Filter the lines below, copying only those with the string "dụng".

Collected data entries
━━━━━━━━━━━━━━━━━━━━
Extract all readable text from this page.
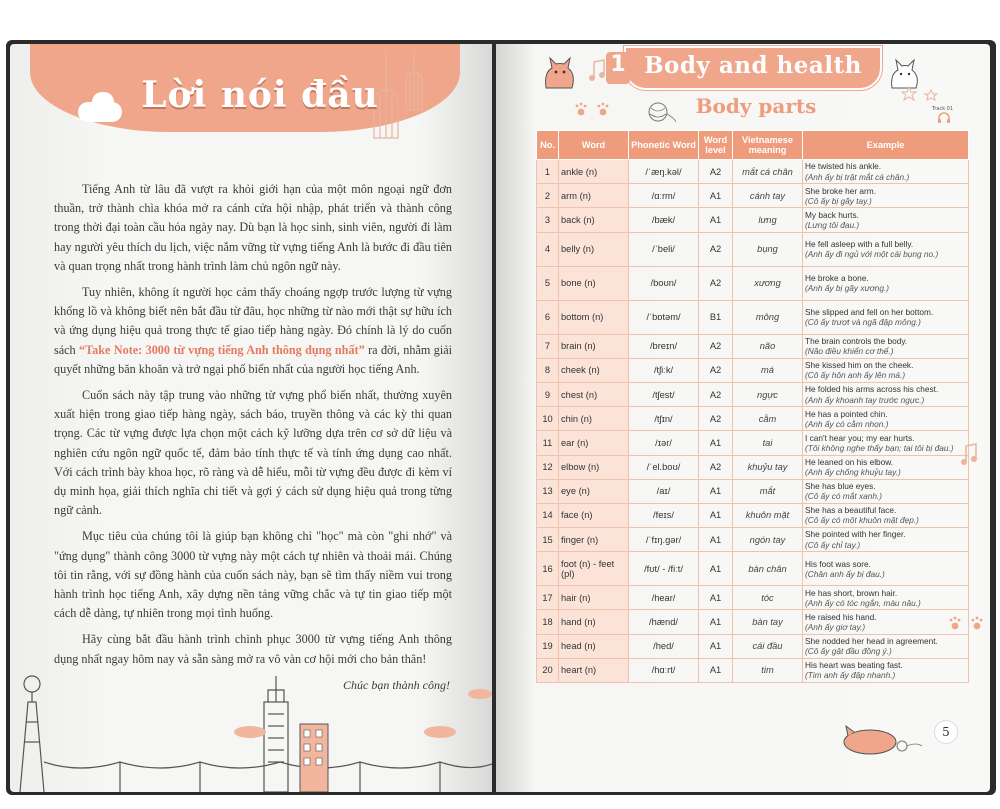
Lời nói đầu

Tiếng Anh từ lâu đã vượt ra khỏi giới hạn của một môn ngoại ngữ đơn thuần, trở thành chìa khóa mở ra cánh cửa hội nhập, phát triển và thành công trong thời đại toàn cầu hóa ngày nay. Dù bạn là học sinh, sinh viên, người đi làm hay người yêu thích du lịch, việc nắm vững từ vựng tiếng Anh là bước đi đầu tiên và quan trọng nhất trong hành trình làm chủ ngôn ngữ này.

Tuy nhiên, không ít người học cảm thấy choáng ngợp trước lượng từ vựng khổng lồ và không biết nên bắt đầu từ đâu, học những từ nào mới thật sự hữu ích và ứng dụng hiệu quả trong thực tế giao tiếp hàng ngày. Đó chính là lý do cuốn sách “Take Note: 3000 từ vựng tiếng Anh thông dụng nhất” ra đời, nhằm giải quyết những băn khoăn và trở ngại phổ biến nhất của người học tiếng Anh.

Cuốn sách này tập trung vào những từ vựng phổ biến nhất, thường xuyên xuất hiện trong giao tiếp hàng ngày, sách báo, truyền thông và các kỳ thi quan trọng. Các từ vựng được lựa chọn một cách kỹ lưỡng dựa trên cơ sở dữ liệu và nghiên cứu ngôn ngữ quốc tế, đảm bảo tính thực tế và tính ứng dụng cao nhất. Với cách trình bày khoa học, rõ ràng và dễ hiểu, mỗi từ vựng đều được đi kèm ví dụ minh họa, giải thích nghĩa chi tiết và gợi ý cách sử dụng hiệu quả trong từng ngữ cảnh.

Mục tiêu của chúng tôi là giúp bạn không chỉ "học" mà còn "ghi nhớ" và "ứng dụng" thành công 3000 từ vựng này một cách tự nhiên và thoải mái. Chúng tôi tin rằng, với sự đồng hành của cuốn sách này, bạn sẽ tìm thấy niềm vui trong hành trình học tiếng Anh, xây dựng nền tảng vững chắc và tự tin giao tiếp một cách dễ dàng, tự nhiên trong mọi tình huống.

Hãy cùng bắt đầu hành trình chinh phục 3000 từ vựng tiếng Anh thông dụng nhất ngay hôm nay và sẵn sàng mở ra vô vàn cơ hội mới cho bản thân!

Chúc bạn thành công!
1 Body and health
Body parts	Track 01
No.	Word	Phonetic Word	Word level	Vietnamese meaning	Example
1	ankle (n)	/ˈæŋ.kəl/	A2	mắt cá chân	He twisted his ankle.
(Anh ấy bị trật mắt cá chân.)
2	arm (n)	/ɑːrm/	A1	cánh tay	She broke her arm.
(Cô ấy bị gãy tay.)
3	back (n)	/bæk/	A1	lưng	My back hurts.
(Lưng tôi đau.)
4	belly (n)	/ˈbeli/	A2	bụng	He fell asleep with a full belly.
(Anh ấy đi ngủ với một cái bụng no.)
5	bone (n)	/boʊn/	A2	xương	He broke a bone.
(Anh ấy bị gãy xương.)
6	bottom (n)	/ˈbɒtəm/	B1	mông	She slipped and fell on her bottom.
(Cô ấy trượt và ngã đập mông.)
7	brain (n)	/breɪn/	A2	não	The brain controls the body.
(Não điều khiển cơ thể.)
8	cheek (n)	/tʃiːk/	A2	má	She kissed him on the cheek.
(Cô ấy hôn anh ấy lên má.)
9	chest (n)	/tʃest/	A2	ngực	He folded his arms across his chest.
(Anh ấy khoanh tay trước ngực.)
10	chin (n)	/tʃɪn/	A2	cằm	He has a pointed chin.
(Anh ấy có cằm nhọn.)
11	ear (n)	/ɪər/	A1	tai	I can't hear you; my ear hurts.
(Tôi không nghe thấy bạn; tai tôi bị đau.)
12	elbow (n)	/ˈel.boʊ/	A2	khuỷu tay	He leaned on his elbow.
(Anh ấy chống khuỷu tay.)
13	eye (n)	/aɪ/	A1	mắt	She has blue eyes.
(Cô ấy có mắt xanh.)
14	face (n)	/feɪs/	A1	khuôn mặt	She has a beautiful face.
(Cô ấy có một khuôn mặt đẹp.)
15	finger (n)	/ˈfɪŋ.ɡər/	A1	ngón tay	She pointed with her finger.
(Cô ấy chỉ tay.)
16	foot (n) - feet (pl)	/fʊt/ - /fiːt/	A1	bàn chân	His foot was sore.
(Chân anh ấy bị đau.)
17	hair (n)	/hear/	A1	tóc	He has short, brown hair.
(Anh ấy có tóc ngắn, màu nâu.)
18	hand (n)	/hænd/	A1	bàn tay	He raised his hand.
(Anh ấy giơ tay.)
19	head (n)	/hed/	A1	cái đầu	She nodded her head in agreement.
(Cô ấy gật đầu đồng ý.)
20	heart (n)	/hɑːrt/	A1	tim	His heart was beating fast.
(Tim anh ấy đập nhanh.)
5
━━━━━━━━━━━━━━━━━━━━
» **FINAL RESULT**:
Tuy nhiên, không ít người học cảm thấy choáng ngợp trước lượng từ vựng khổng lồ và không biết nên bắt đầu từ đâu, học những từ nào mới thật sự hữu ích và ứng dụng hiệu quả trong thực tế giao tiếp hàng ngày. Đó chính là lý do cuốn sách “Take Note: 3000 từ vựng tiếng Anh thông dụng nhất” ra đời, nhằm giải quyết những băn khoăn và trở ngại phổ biến nhất của người học tiếng Anh.
Cuốn sách này tập trung vào những từ vựng phổ biến nhất, thường xuyên xuất hiện trong giao tiếp hàng ngày, sách báo, truyền thông và các kỳ thi quan trọng. Các từ vựng được lựa chọn một cách kỹ lưỡng dựa trên cơ sở dữ liệu và nghiên cứu ngôn ngữ quốc tế, đảm bảo tính thực tế và tính ứng dụng cao nhất. Với cách trình bày khoa học, rõ ràng và dễ hiểu, mỗi từ vựng đều được đi kèm ví dụ minh họa, giải thích nghĩa chi tiết và gợi ý cách sử dụng hiệu quả trong từng ngữ cảnh.
Mục tiêu của chúng tôi là giúp bạn không chỉ "học" mà còn "ghi nhớ" và "ứng dụng" thành công 3000 từ vựng này một cách tự nhiên và thoải mái. Chúng tôi tin rằng, với sự đồng hành của cuốn sách này, bạn sẽ tìm thấy niềm vui trong hành trình học tiếng Anh, xây dựng nền tảng vững chắc và tự tin giao tiếp một cách dễ dàng, tự nhiên trong mọi tình huống.
Hãy cùng bắt đầu hành trình chinh phục 3000 từ vựng tiếng Anh thông dụng nhất ngay hôm nay và sẵn sàng mở ra vô vàn cơ hội mới cho bản thân!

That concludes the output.